(Records from a dataset)
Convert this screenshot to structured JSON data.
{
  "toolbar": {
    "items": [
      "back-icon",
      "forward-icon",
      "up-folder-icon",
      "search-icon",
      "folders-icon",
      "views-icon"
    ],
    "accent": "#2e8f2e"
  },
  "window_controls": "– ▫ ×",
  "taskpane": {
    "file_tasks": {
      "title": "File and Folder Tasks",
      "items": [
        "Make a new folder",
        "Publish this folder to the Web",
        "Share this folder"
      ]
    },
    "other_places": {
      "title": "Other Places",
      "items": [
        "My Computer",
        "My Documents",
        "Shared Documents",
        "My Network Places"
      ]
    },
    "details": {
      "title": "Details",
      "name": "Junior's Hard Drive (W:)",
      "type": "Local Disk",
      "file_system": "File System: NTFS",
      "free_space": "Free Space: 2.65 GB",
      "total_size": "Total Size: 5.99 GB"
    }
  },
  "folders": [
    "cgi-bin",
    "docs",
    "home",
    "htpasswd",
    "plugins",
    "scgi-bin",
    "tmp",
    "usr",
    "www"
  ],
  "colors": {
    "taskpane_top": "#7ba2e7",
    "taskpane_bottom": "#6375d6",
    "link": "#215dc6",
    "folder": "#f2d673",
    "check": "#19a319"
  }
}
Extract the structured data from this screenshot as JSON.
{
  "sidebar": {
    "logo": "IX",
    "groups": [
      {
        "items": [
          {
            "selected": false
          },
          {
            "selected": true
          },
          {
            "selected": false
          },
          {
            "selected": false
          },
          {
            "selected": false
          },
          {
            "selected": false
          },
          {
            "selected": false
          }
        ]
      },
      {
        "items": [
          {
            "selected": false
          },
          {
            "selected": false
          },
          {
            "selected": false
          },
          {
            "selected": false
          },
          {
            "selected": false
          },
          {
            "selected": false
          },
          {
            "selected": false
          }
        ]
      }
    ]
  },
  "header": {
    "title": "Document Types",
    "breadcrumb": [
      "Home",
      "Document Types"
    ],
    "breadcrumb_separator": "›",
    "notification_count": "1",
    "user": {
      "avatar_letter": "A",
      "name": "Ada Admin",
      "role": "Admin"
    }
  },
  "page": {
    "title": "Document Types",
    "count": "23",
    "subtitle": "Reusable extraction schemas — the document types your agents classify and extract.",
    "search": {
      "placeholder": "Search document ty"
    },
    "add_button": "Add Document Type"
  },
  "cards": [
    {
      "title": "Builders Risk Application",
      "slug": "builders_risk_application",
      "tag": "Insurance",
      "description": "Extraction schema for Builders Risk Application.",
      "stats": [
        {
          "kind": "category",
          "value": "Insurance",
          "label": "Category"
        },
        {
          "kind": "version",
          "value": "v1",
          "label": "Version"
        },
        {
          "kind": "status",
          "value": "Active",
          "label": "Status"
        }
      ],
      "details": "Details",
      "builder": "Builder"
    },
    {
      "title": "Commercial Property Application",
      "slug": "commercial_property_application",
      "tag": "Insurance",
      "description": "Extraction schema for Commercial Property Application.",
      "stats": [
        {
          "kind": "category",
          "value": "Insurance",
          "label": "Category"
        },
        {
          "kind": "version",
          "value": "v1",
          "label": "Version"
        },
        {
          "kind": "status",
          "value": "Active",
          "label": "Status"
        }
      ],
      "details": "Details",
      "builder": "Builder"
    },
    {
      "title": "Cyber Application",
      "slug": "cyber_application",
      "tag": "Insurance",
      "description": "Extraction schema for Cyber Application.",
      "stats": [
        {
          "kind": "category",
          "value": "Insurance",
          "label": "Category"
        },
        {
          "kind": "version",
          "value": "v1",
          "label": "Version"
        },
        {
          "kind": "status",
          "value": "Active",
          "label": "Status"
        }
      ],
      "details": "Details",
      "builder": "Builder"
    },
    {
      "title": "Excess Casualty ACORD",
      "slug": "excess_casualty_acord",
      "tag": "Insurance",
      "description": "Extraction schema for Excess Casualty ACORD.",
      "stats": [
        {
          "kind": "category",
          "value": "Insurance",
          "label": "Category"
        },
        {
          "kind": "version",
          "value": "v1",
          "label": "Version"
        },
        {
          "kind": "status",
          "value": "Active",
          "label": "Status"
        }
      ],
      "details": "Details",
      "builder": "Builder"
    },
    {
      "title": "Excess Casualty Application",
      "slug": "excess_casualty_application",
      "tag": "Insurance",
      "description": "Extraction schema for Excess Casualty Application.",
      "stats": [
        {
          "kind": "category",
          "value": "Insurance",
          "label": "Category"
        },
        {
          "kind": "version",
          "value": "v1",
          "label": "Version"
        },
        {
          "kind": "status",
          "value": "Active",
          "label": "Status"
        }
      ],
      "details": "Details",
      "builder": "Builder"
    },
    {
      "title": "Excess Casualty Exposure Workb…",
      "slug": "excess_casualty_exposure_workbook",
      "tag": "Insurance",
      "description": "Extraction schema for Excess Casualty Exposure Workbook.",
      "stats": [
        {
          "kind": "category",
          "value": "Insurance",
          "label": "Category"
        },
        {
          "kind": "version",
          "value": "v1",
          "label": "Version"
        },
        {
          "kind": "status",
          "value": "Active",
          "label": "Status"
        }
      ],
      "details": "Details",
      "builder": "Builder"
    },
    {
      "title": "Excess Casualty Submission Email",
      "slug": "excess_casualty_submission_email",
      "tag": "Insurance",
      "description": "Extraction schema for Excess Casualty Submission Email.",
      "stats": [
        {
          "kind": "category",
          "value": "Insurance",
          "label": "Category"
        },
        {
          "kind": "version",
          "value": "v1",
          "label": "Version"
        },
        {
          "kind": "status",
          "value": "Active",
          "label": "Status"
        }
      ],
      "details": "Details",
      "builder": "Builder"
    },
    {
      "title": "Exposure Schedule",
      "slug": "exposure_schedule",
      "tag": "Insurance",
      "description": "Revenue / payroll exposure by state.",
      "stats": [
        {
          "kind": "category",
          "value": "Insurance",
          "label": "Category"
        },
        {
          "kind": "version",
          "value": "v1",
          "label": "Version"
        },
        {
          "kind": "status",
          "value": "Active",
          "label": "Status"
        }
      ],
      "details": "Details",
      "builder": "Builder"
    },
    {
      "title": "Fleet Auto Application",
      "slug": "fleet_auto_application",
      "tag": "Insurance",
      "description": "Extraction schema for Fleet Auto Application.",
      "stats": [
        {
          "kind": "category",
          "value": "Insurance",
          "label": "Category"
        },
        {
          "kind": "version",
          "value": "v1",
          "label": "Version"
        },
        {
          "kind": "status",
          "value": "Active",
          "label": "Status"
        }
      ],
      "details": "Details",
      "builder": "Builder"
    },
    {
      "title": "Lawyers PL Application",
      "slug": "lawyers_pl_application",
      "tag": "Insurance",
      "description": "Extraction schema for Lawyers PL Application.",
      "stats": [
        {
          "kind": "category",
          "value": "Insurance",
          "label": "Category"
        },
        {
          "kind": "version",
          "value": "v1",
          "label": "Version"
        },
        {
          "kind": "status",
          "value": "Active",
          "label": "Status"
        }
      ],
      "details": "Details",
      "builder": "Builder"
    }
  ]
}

## Objective
Write the data from above out again, exactly.

## The result
Convert this screenshot to structured JSON data.
{
  "toolbar": {
    "items": [
      "back-icon",
      "forward-icon",
      "up-folder-icon",
      "search-icon",
      "folders-icon",
      "views-icon"
    ],
    "accent": "#2e8f2e"
  },
  "window_controls": "– ▫ ×",
  "taskpane": {
    "file_tasks": {
      "title": "File and Folder Tasks",
      "items": [
        "Make a new folder",
        "Publish this folder to the Web",
        "Share this folder"
      ]
    },
    "other_places": {
      "title": "Other Places",
      "items": [
        "My Computer",
        "My Documents",
        "Shared Documents",
        "My Network Places"
      ]
    },
    "details": {
      "title": "Details",
      "name": "Junior's Hard Drive (W:)",
      "type": "Local Disk",
      "file_system": "File System: NTFS",
      "free_space": "Free Space: 2.65 GB",
      "total_size": "Total Size: 5.99 GB"
    }
  },
  "folders": [
    "cgi-bin",
    "docs",
    "home",
    "htpasswd",
    "plugins",
    "scgi-bin",
    "tmp",
    "usr",
    "www"
  ],
  "colors": {
    "taskpane_top": "#7ba2e7",
    "taskpane_bottom": "#6375d6",
    "link": "#215dc6",
    "folder": "#f2d673",
    "check": "#19a319"
  }
}
Extract the structured data from this screenshot as JSON.
{
  "sidebar": {
    "logo": "IX",
    "groups": [
      {
        "items": [
          {
            "selected": false
          },
          {
            "selected": true
          },
          {
            "selected": false
          },
          {
            "selected": false
          },
          {
            "selected": false
          },
          {
            "selected": false
          },
          {
            "selected": false
          }
        ]
      },
      {
        "items": [
          {
            "selected": false
          },
          {
            "selected": false
          },
          {
            "selected": false
          },
          {
            "selected": false
          },
          {
            "selected": false
          },
          {
            "selected": false
          },
          {
            "selected": false
          }
        ]
      }
    ]
  },
  "header": {
    "title": "Document Types",
    "breadcrumb": [
      "Home",
      "Document Types"
    ],
    "breadcrumb_separator": "›",
    "notification_count": "1",
    "user": {
      "avatar_letter": "A",
      "name": "Ada Admin",
      "role": "Admin"
    }
  },
  "page": {
    "title": "Document Types",
    "count": "23",
    "subtitle": "Reusable extraction schemas — the document types your agents classify and extract.",
    "search": {
      "placeholder": "Search document ty"
    },
    "add_button": "Add Document Type"
  },
  "cards": [
    {
      "title": "Builders Risk Application",
      "slug": "builders_risk_application",
      "tag": "Insurance",
      "description": "Extraction schema for Builders Risk Application.",
      "stats": [
        {
          "kind": "category",
          "value": "Insurance",
          "label": "Category"
        },
        {
          "kind": "version",
          "value": "v1",
          "label": "Version"
        },
        {
          "kind": "status",
          "value": "Active",
          "label": "Status"
        }
      ],
      "details": "Details",
      "builder": "Builder"
    },
    {
      "title": "Commercial Property Application",
      "slug": "commercial_property_application",
      "tag": "Insurance",
      "description": "Extraction schema for Commercial Property Application.",
      "stats": [
        {
          "kind": "category",
          "value": "Insurance",
          "label": "Category"
        },
        {
          "kind": "version",
          "value": "v1",
          "label": "Version"
        },
        {
          "kind": "status",
          "value": "Active",
          "label": "Status"
        }
      ],
      "details": "Details",
      "builder": "Builder"
    },
    {
      "title": "Cyber Application",
      "slug": "cyber_application",
      "tag": "Insurance",
      "description": "Extraction schema for Cyber Application.",
      "stats": [
        {
          "kind": "category",
          "value": "Insurance",
          "label": "Category"
        },
        {
          "kind": "version",
          "value": "v1",
          "label": "Version"
        },
        {
          "kind": "status",
          "value": "Active",
          "label": "Status"
        }
      ],
      "details": "Details",
      "builder": "Builder"
    },
    {
      "title": "Excess Casualty ACORD",
      "slug": "excess_casualty_acord",
      "tag": "Insurance",
      "description": "Extraction schema for Excess Casualty ACORD.",
      "stats": [
        {
          "kind": "category",
          "value": "Insurance",
          "label": "Category"
        },
        {
          "kind": "version",
          "value": "v1",
          "label": "Version"
        },
        {
          "kind": "status",
          "value": "Active",
          "label": "Status"
        }
      ],
      "details": "Details",
      "builder": "Builder"
    },
    {
      "title": "Excess Casualty Application",
      "slug": "excess_casualty_application",
      "tag": "Insurance",
      "description": "Extraction schema for Excess Casualty Application.",
      "stats": [
        {
          "kind": "category",
          "value": "Insurance",
          "label": "Category"
        },
        {
          "kind": "version",
          "value": "v1",
          "label": "Version"
        },
        {
          "kind": "status",
          "value": "Active",
          "label": "Status"
        }
      ],
      "details": "Details",
      "builder": "Builder"
    },
    {
      "title": "Excess Casualty Exposure Workb…",
      "slug": "excess_casualty_exposure_workbook",
      "tag": "Insurance",
      "description": "Extraction schema for Excess Casualty Exposure Workbook.",
      "stats": [
        {
          "kind": "category",
          "value": "Insurance",
          "label": "Category"
        },
        {
          "kind": "version",
          "value": "v1",
          "label": "Version"
        },
        {
          "kind": "status",
          "value": "Active",
          "label": "Status"
        }
      ],
      "details": "Details",
      "builder": "Builder"
    },
    {
      "title": "Excess Casualty Submission Email",
      "slug": "excess_casualty_submission_email",
      "tag": "Insurance",
      "description": "Extraction schema for Excess Casualty Submission Email.",
      "stats": [
        {
          "kind": "category",
          "value": "Insurance",
          "label": "Category"
        },
        {
          "kind": "version",
          "value": "v1",
          "label": "Version"
        },
        {
          "kind": "status",
          "value": "Active",
          "label": "Status"
        }
      ],
      "details": "Details",
      "builder": "Builder"
    },
    {
      "title": "Exposure Schedule",
      "slug": "exposure_schedule",
      "tag": "Insurance",
      "description": "Revenue / payroll exposure by state.",
      "stats": [
        {
          "kind": "category",
          "value": "Insurance",
          "label": "Category"
        },
        {
          "kind": "version",
          "value": "v1",
          "label": "Version"
        },
        {
          "kind": "status",
          "value": "Active",
          "label": "Status"
        }
      ],
      "details": "Details",
      "builder": "Builder"
    },
    {
      "title": "Fleet Auto Application",
      "slug": "fleet_auto_application",
      "tag": "Insurance",
      "description": "Extraction schema for Fleet Auto Application.",
      "stats": [
        {
          "kind": "category",
          "value": "Insurance",
          "label": "Category"
        },
        {
          "kind": "version",
          "value": "v1",
          "label": "Version"
        },
        {
          "kind": "status",
          "value": "Active",
          "label": "Status"
        }
      ],
      "details": "Details",
      "builder": "Builder"
    },
    {
      "title": "Lawyers PL Application",
      "slug": "lawyers_pl_application",
      "tag": "Insurance",
      "description": "Extraction schema for Lawyers PL Application.",
      "stats": [
        {
          "kind": "category",
          "value": "Insurance",
          "label": "Category"
        },
        {
          "kind": "version",
          "value": "v1",
          "label": "Version"
        },
        {
          "kind": "status",
          "value": "Active",
          "label": "Status"
        }
      ],
      "details": "Details",
      "builder": "Builder"
    }
  ]
}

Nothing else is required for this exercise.